--- Start The records ---
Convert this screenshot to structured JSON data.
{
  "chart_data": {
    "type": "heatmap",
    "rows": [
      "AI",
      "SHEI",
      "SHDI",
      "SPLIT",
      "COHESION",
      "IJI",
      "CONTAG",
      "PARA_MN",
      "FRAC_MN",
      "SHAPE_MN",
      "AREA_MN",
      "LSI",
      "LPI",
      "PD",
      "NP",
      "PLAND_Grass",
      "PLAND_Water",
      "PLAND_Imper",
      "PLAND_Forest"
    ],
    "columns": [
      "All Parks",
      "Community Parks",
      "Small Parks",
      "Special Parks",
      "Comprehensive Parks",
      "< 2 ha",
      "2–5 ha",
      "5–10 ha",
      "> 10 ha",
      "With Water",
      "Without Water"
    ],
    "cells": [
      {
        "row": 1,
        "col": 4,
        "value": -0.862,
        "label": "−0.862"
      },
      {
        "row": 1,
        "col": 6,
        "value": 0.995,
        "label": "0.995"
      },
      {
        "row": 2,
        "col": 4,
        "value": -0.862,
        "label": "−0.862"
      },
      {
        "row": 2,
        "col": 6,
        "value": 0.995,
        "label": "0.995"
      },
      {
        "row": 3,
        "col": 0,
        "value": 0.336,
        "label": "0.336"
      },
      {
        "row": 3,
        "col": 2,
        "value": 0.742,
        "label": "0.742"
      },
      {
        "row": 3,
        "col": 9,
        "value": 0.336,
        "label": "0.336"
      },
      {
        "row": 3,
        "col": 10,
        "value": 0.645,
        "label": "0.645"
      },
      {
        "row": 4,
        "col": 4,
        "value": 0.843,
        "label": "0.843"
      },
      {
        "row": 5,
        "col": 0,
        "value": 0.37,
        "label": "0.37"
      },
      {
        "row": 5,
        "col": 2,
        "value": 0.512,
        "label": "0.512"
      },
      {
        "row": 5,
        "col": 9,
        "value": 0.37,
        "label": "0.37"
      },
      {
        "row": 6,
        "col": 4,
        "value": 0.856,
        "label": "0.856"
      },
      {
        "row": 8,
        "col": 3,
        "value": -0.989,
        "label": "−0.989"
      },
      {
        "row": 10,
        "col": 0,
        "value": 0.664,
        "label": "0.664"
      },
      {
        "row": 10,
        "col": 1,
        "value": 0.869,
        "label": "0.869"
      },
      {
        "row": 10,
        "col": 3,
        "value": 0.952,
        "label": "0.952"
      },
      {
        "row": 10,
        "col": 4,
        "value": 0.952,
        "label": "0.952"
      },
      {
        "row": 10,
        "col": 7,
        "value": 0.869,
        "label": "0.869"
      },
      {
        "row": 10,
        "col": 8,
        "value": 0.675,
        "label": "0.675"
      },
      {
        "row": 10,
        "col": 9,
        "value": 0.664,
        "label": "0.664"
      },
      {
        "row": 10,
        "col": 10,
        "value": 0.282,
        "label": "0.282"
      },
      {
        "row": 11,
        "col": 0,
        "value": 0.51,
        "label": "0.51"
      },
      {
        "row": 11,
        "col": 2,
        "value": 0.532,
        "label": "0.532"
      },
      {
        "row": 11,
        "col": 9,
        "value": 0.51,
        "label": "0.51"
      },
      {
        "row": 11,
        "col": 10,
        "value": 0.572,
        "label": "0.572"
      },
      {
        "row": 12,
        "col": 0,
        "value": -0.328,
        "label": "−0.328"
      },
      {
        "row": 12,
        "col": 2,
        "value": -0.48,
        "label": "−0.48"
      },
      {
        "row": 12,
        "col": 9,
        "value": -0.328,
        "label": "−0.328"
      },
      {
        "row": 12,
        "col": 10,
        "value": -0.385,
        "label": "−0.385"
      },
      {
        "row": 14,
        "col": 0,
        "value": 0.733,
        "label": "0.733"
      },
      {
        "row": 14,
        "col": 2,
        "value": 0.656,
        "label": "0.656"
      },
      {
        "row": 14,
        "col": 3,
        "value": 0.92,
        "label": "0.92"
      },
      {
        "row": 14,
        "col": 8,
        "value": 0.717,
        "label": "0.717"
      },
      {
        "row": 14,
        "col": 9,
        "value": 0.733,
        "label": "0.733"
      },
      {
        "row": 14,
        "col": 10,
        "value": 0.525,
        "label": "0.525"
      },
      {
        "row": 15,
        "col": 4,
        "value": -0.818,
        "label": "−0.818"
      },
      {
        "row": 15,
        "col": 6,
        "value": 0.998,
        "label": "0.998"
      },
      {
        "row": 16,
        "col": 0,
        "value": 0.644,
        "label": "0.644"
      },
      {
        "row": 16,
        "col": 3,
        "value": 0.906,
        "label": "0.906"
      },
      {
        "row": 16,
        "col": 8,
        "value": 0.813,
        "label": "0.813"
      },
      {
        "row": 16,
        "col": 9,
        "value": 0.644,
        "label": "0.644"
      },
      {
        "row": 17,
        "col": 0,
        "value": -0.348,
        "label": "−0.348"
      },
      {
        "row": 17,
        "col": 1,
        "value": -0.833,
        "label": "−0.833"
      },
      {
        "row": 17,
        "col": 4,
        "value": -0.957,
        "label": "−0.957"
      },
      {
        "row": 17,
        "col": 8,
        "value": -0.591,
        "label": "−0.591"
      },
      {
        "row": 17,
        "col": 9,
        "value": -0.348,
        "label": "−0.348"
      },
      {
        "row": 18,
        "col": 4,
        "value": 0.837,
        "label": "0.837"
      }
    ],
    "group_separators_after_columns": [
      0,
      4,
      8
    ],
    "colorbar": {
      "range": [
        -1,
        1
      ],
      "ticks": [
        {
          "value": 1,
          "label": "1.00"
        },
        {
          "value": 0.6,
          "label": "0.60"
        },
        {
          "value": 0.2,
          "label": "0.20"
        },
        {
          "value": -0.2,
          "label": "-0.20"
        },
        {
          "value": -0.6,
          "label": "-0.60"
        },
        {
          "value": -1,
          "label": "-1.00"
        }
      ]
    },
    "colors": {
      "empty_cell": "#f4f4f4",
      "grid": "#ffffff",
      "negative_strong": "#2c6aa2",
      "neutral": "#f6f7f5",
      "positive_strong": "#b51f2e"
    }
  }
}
--- End The records ---
**Task description**. Write out the data again, exactly and in full.

**Problem solution**.
Convert this screenshot to structured JSON data.
{
  "chart_data": {
    "type": "heatmap",
    "rows": [
      "AI",
      "SHEI",
      "SHDI",
      "SPLIT",
      "COHESION",
      "IJI",
      "CONTAG",
      "PARA_MN",
      "FRAC_MN",
      "SHAPE_MN",
      "AREA_MN",
      "LSI",
      "LPI",
      "PD",
      "NP",
      "PLAND_Grass",
      "PLAND_Water",
      "PLAND_Imper",
      "PLAND_Forest"
    ],
    "columns": [
      "All Parks",
      "Community Parks",
      "Small Parks",
      "Special Parks",
      "Comprehensive Parks",
      "< 2 ha",
      "2–5 ha",
      "5–10 ha",
      "> 10 ha",
      "With Water",
      "Without Water"
    ],
    "cells": [
      {
        "row": 1,
        "col": 4,
        "value": -0.862,
        "label": "−0.862"
      },
      {
        "row": 1,
        "col": 6,
        "value": 0.995,
        "label": "0.995"
      },
      {
        "row": 2,
        "col": 4,
        "value": -0.862,
        "label": "−0.862"
      },
      {
        "row": 2,
        "col": 6,
        "value": 0.995,
        "label": "0.995"
      },
      {
        "row": 3,
        "col": 0,
        "value": 0.336,
        "label": "0.336"
      },
      {
        "row": 3,
        "col": 2,
        "value": 0.742,
        "label": "0.742"
      },
      {
        "row": 3,
        "col": 9,
        "value": 0.336,
        "label": "0.336"
      },
      {
        "row": 3,
        "col": 10,
        "value": 0.645,
        "label": "0.645"
      },
      {
        "row": 4,
        "col": 4,
        "value": 0.843,
        "label": "0.843"
      },
      {
        "row": 5,
        "col": 0,
        "value": 0.37,
        "label": "0.37"
      },
      {
        "row": 5,
        "col": 2,
        "value": 0.512,
        "label": "0.512"
      },
      {
        "row": 5,
        "col": 9,
        "value": 0.37,
        "label": "0.37"
      },
      {
        "row": 6,
        "col": 4,
        "value": 0.856,
        "label": "0.856"
      },
      {
        "row": 8,
        "col": 3,
        "value": -0.989,
        "label": "−0.989"
      },
      {
        "row": 10,
        "col": 0,
        "value": 0.664,
        "label": "0.664"
      },
      {
        "row": 10,
        "col": 1,
        "value": 0.869,
        "label": "0.869"
      },
      {
        "row": 10,
        "col": 3,
        "value": 0.952,
        "label": "0.952"
      },
      {
        "row": 10,
        "col": 4,
        "value": 0.952,
        "label": "0.952"
      },
      {
        "row": 10,
        "col": 7,
        "value": 0.869,
        "label": "0.869"
      },
      {
        "row": 10,
        "col": 8,
        "value": 0.675,
        "label": "0.675"
      },
      {
        "row": 10,
        "col": 9,
        "value": 0.664,
        "label": "0.664"
      },
      {
        "row": 10,
        "col": 10,
        "value": 0.282,
        "label": "0.282"
      },
      {
        "row": 11,
        "col": 0,
        "value": 0.51,
        "label": "0.51"
      },
      {
        "row": 11,
        "col": 2,
        "value": 0.532,
        "label": "0.532"
      },
      {
        "row": 11,
        "col": 9,
        "value": 0.51,
        "label": "0.51"
      },
      {
        "row": 11,
        "col": 10,
        "value": 0.572,
        "label": "0.572"
      },
      {
        "row": 12,
        "col": 0,
        "value": -0.328,
        "label": "−0.328"
      },
      {
        "row": 12,
        "col": 2,
        "value": -0.48,
        "label": "−0.48"
      },
      {
        "row": 12,
        "col": 9,
        "value": -0.328,
        "label": "−0.328"
      },
      {
        "row": 12,
        "col": 10,
        "value": -0.385,
        "label": "−0.385"
      },
      {
        "row": 14,
        "col": 0,
        "value": 0.733,
        "label": "0.733"
      },
      {
        "row": 14,
        "col": 2,
        "value": 0.656,
        "label": "0.656"
      },
      {
        "row": 14,
        "col": 3,
        "value": 0.92,
        "label": "0.92"
      },
      {
        "row": 14,
        "col": 8,
        "value": 0.717,
        "label": "0.717"
      },
      {
        "row": 14,
        "col": 9,
        "value": 0.733,
        "label": "0.733"
      },
      {
        "row": 14,
        "col": 10,
        "value": 0.525,
        "label": "0.525"
      },
      {
        "row": 15,
        "col": 4,
        "value": -0.818,
        "label": "−0.818"
      },
      {
        "row": 15,
        "col": 6,
        "value": 0.998,
        "label": "0.998"
      },
      {
        "row": 16,
        "col": 0,
        "value": 0.644,
        "label": "0.644"
      },
      {
        "row": 16,
        "col": 3,
        "value": 0.906,
        "label": "0.906"
      },
      {
        "row": 16,
        "col": 8,
        "value": 0.813,
        "label": "0.813"
      },
      {
        "row": 16,
        "col": 9,
        "value": 0.644,
        "label": "0.644"
      },
      {
        "row": 17,
        "col": 0,
        "value": -0.348,
        "label": "−0.348"
      },
      {
        "row": 17,
        "col": 1,
        "value": -0.833,
        "label": "−0.833"
      },
      {
        "row": 17,
        "col": 4,
        "value": -0.957,
        "label": "−0.957"
      },
      {
        "row": 17,
        "col": 8,
        "value": -0.591,
        "label": "−0.591"
      },
      {
        "row": 17,
        "col": 9,
        "value": -0.348,
        "label": "−0.348"
      },
      {
        "row": 18,
        "col": 4,
        "value": 0.837,
        "label": "0.837"
      }
    ],
    "group_separators_after_columns": [
      0,
      4,
      8
    ],
    "colorbar": {
      "range": [
        -1,
        1
      ],
      "ticks": [
        {
          "value": 1,
          "label": "1.00"
        },
        {
          "value": 0.6,
          "label": "0.60"
        },
        {
          "value": 0.2,
          "label": "0.20"
        },
        {
          "value": -0.2,
          "label": "-0.20"
        },
        {
          "value": -0.6,
          "label": "-0.60"
        },
        {
          "value": -1,
          "label": "-1.00"
        }
      ]
    },
    "colors": {
      "empty_cell": "#f4f4f4",
      "grid": "#ffffff",
      "negative_strong": "#2c6aa2",
      "neutral": "#f6f7f5",
      "positive_strong": "#b51f2e"
    }
  }
}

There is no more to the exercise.